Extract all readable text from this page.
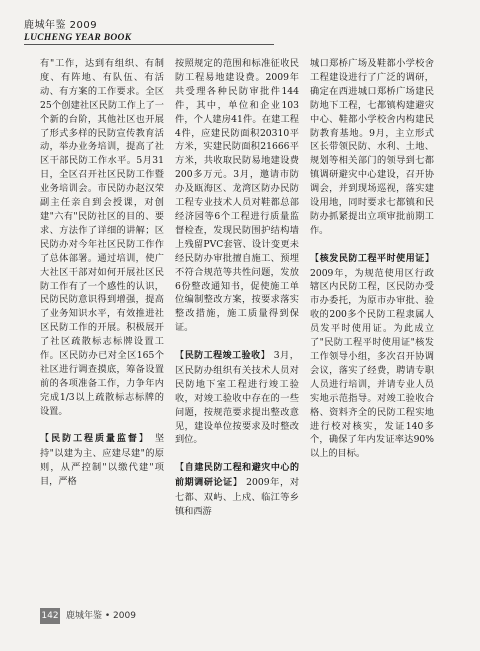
鹿城年鉴 2009
LUCHENG YEAR BOOK

有"工作，达到有组织、有制度、有阵地、有队伍、有活动、有方案的工作要求。全区25个创建社区民防工作上了一个新的台阶，其他社区也开展了形式多样的民防宣传教育活动，举办业务培训，提高了社区干部民防工作水平。5月31日，全区召开社区民防工作暨业务培训会。市民防办赵汉荣副主任亲自到会授课，对创建"六有"民防社区的目的、要求、方法作了详细的讲解；区民防办对今年社区民防工作作了总体部署。通过培训，使广大社区干部对如何开展社区民防工作有了一个感性的认识，民防民防意识得到增强，提高了业务知识水平，有效推进社区民防工作的开展。积极展开了社区疏散标志标牌设置工作。区民防办已对全区165个社区进行调查摸底，筹备设置前的各项准备工作，力争年内完成1/3以上疏散标志标牌的设置。

【民防工程质量监督】 坚持"以建为主、应建尽建"的原则，从严控制"以缴代建"项目，严格

按照规定的范围和标准征收民防工程易地建设费。2009年共受理各种民防审批件144件，其中，单位和企业103件，个人建房41件。在建工程4件，应建民防面积20310平方米，实建民防面积21666平方米，共收取民防易地建设费200多万元。3月，邀请市防办及瓯海区、龙湾区防办民防工程专业技术人员对鞋都总部经济园等6个工程进行质量监督检查，发现民防围护结构墙上残留PVC套管、设计变更未经民防办审批擅自施工、预埋不符合规范等共性问题，发放6份整改通知书，促使施工单位编制整改方案，按要求落实整改措施，施工质量得到保证。

【民防工程竣工验收】 3月，区民防办组织有关技术人员对民防地下室工程进行竣工验收，对竣工验收中存在的一些问题，按规范要求提出整改意见，建设单位按要求及时整改到位。

【自建民防工程和避灾中心的前期调研论证】 2009年，对七都、双屿、上戍、临江等乡镇和西游

城口郑桥广场及鞋都小学校舍工程建设进行了广泛的调研，确定在西进城口郑桥广场建民防地下工程，七都镇构建避灾中心、鞋都小学校舍内构建民防教育基地。9月，主立形式区长带领民防、水利、土地、规划等相关部门的领导到七都镇调研避灾中心建设，召开协调会，并到现场巡视，落实建设用地，同时要求七都镇和民防办抓紧提出立项审批前期工作。

【核发民防工程平时使用证】 2009年，为规范使用区行政辖区内民防工程，区民防办受市办委托，为原市办审批、验收的200多个民防工程隶属人员发平时使用证。为此成立了"民防工程平时使用证"核发工作领导小组，多次召开协调会议，落实了经费，聘请专职人员进行培训，并请专业人员实地示范指导。对竣工验收合格、资料齐全的民防工程实地进行校对核实，发证140多个，确保了年内发证率达90%以上的目标。

142 鹿城年鉴 • 2009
*-*-*
◆ WHAT THE TASK ASKS
Reproduce the full material exactly, excluding the pictures.

◆ EXERCISE OUTPUT
Extract all readable text from this page.
鹿城年鉴 2009
LUCHENG YEAR BOOK

有"工作，达到有组织、有制度、有阵地、有队伍、有活动、有方案的工作要求。全区25个创建社区民防工作上了一个新的台阶，其他社区也开展了形式多样的民防宣传教育活动，举办业务培训，提高了社区干部民防工作水平。5月31日，全区召开社区民防工作暨业务培训会。市民防办赵汉荣副主任亲自到会授课，对创建"六有"民防社区的目的、要求、方法作了详细的讲解；区民防办对今年社区民防工作作了总体部署。通过培训，使广大社区干部对如何开展社区民防工作有了一个感性的认识，民防民防意识得到增强，提高了业务知识水平，有效推进社区民防工作的开展。积极展开了社区疏散标志标牌设置工作。区民防办已对全区165个社区进行调查摸底，筹备设置前的各项准备工作，力争年内完成1/3以上疏散标志标牌的设置。

【民防工程质量监督】 坚持"以建为主、应建尽建"的原则，从严控制"以缴代建"项目，严格

按照规定的范围和标准征收民防工程易地建设费。2009年共受理各种民防审批件144件，其中，单位和企业103件，个人建房41件。在建工程4件，应建民防面积20310平方米，实建民防面积21666平方米，共收取民防易地建设费200多万元。3月，邀请市防办及瓯海区、龙湾区防办民防工程专业技术人员对鞋都总部经济园等6个工程进行质量监督检查，发现民防围护结构墙上残留PVC套管、设计变更未经民防办审批擅自施工、预埋不符合规范等共性问题，发放6份整改通知书，促使施工单位编制整改方案，按要求落实整改措施，施工质量得到保证。

【民防工程竣工验收】 3月，区民防办组织有关技术人员对民防地下室工程进行竣工验收，对竣工验收中存在的一些问题，按规范要求提出整改意见，建设单位按要求及时整改到位。

【自建民防工程和避灾中心的前期调研论证】 2009年，对七都、双屿、上戍、临江等乡镇和西游

城口郑桥广场及鞋都小学校舍工程建设进行了广泛的调研，确定在西进城口郑桥广场建民防地下工程，七都镇构建避灾中心、鞋都小学校舍内构建民防教育基地。9月，主立形式区长带领民防、水利、土地、规划等相关部门的领导到七都镇调研避灾中心建设，召开协调会，并到现场巡视，落实建设用地，同时要求七都镇和民防办抓紧提出立项审批前期工作。

【核发民防工程平时使用证】 2009年，为规范使用区行政辖区内民防工程，区民防办受市办委托，为原市办审批、验收的200多个民防工程隶属人员发平时使用证。为此成立了"民防工程平时使用证"核发工作领导小组，多次召开协调会议，落实了经费，聘请专职人员进行培训，并请专业人员实地示范指导。对竣工验收合格、资料齐全的民防工程实地进行校对核实，发证140多个，确保了年内发证率达90%以上的目标。

142 鹿城年鉴 • 2009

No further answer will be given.